◆ Task material ◆
****************************************

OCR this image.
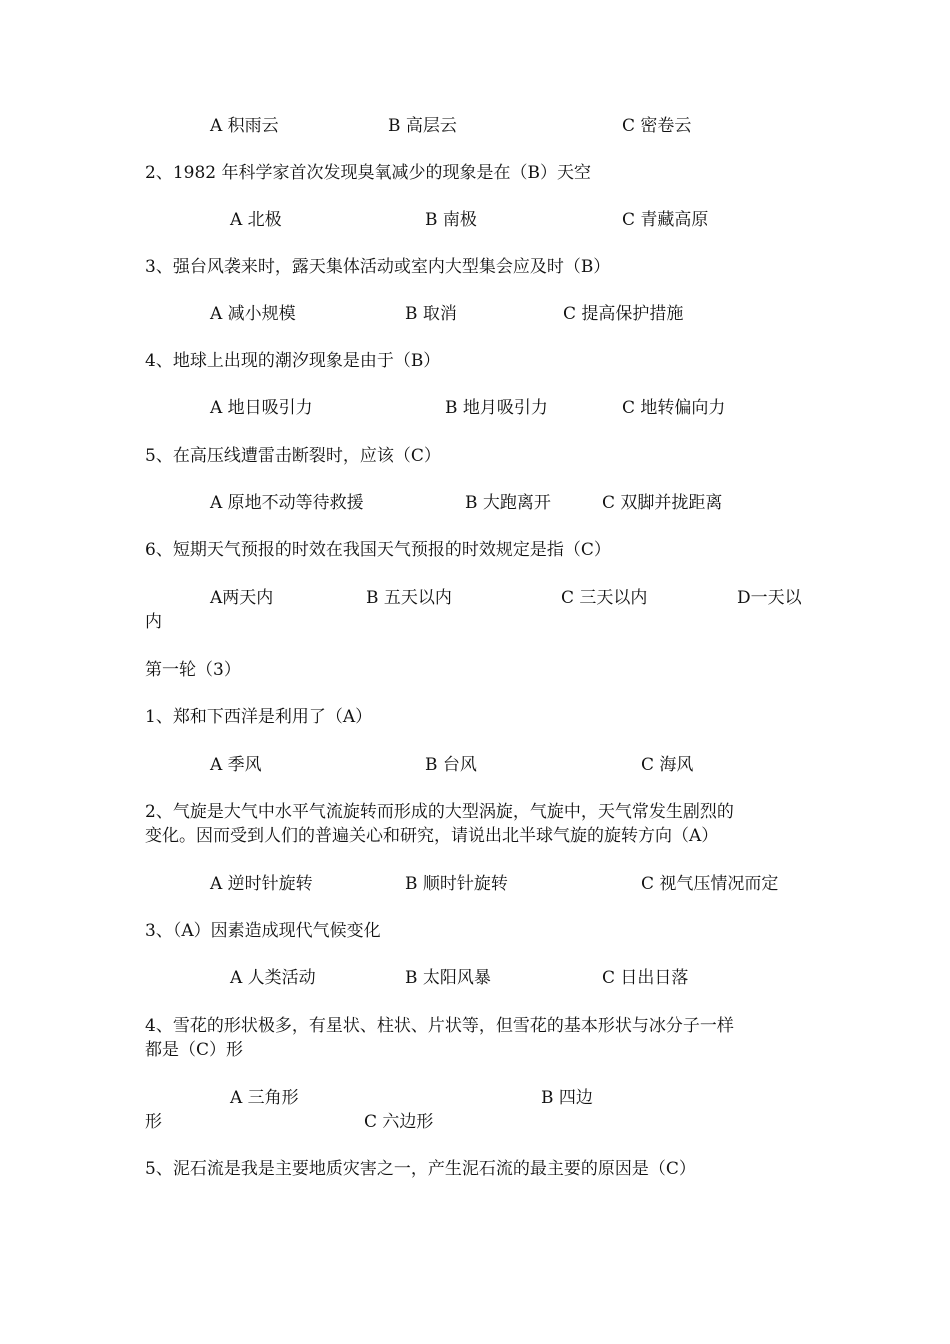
A 积雨云	B 高层云	C 密卷云
2、1982 年科学家首次发现臭氧减少的现象是在（B）天空
A 北极	B 南极	C 青藏高原
3、强台风袭来时，露天集体活动或室内大型集会应及时（B）
A 减小规模	B 取消	C 提高保护措施
4、地球上出现的潮汐现象是由于（B）
A 地日吸引力	B 地月吸引力	C 地转偏向力
5、在高压线遭雷击断裂时，应该（C）
A 原地不动等待救援	B 大跑离开	C 双脚并拢距离
6、短期天气预报的时效在我国天气预报的时效规定是指（C）
A两天内	B 五天以内	C 三天以内	D一天以
内
第一轮（3）
1、郑和下西洋是利用了（A）
A 季风	B 台风	C 海风
2、气旋是大气中水平气流旋转而形成的大型涡旋，气旋中，天气常发生剧烈的
变化。因而受到人们的普遍关心和研究，请说出北半球气旋的旋转方向（A）
A 逆时针旋转	B 顺时针旋转	C 视气压情况而定
3、（A）因素造成现代气候变化
A 人类活动	B 太阳风暴	C 日出日落
4、雪花的形状极多，有星状、柱状、片状等，但雪花的基本形状与冰分子一样
都是（C）形
A 三角形	B 四边
形	C 六边形
5、泥石流是我是主要地质灾害之一，产生泥石流的最主要的原因是（C）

****************************************

◆ Problem to solve ◆
Your task is to reproduce all of the material exactly. The pictures stay out.

◆ Task solution ◆
OCR this image.
A 积雨云	B 高层云	C 密卷云
2、1982 年科学家首次发现臭氧减少的现象是在（B）天空
A 北极	B 南极	C 青藏高原
3、强台风袭来时，露天集体活动或室内大型集会应及时（B）
A 减小规模	B 取消	C 提高保护措施
4、地球上出现的潮汐现象是由于（B）
A 地日吸引力	B 地月吸引力	C 地转偏向力
5、在高压线遭雷击断裂时，应该（C）
A 原地不动等待救援	B 大跑离开	C 双脚并拢距离
6、短期天气预报的时效在我国天气预报的时效规定是指（C）
A两天内	B 五天以内	C 三天以内	D一天以
内
第一轮（3）
1、郑和下西洋是利用了（A）
A 季风	B 台风	C 海风
2、气旋是大气中水平气流旋转而形成的大型涡旋，气旋中，天气常发生剧烈的
变化。因而受到人们的普遍关心和研究，请说出北半球气旋的旋转方向（A）
A 逆时针旋转	B 顺时针旋转	C 视气压情况而定
3、（A）因素造成现代气候变化
A 人类活动	B 太阳风暴	C 日出日落
4、雪花的形状极多，有星状、柱状、片状等，但雪花的基本形状与冰分子一样
都是（C）形
A 三角形	B 四边
形	C 六边形
5、泥石流是我是主要地质灾害之一，产生泥石流的最主要的原因是（C）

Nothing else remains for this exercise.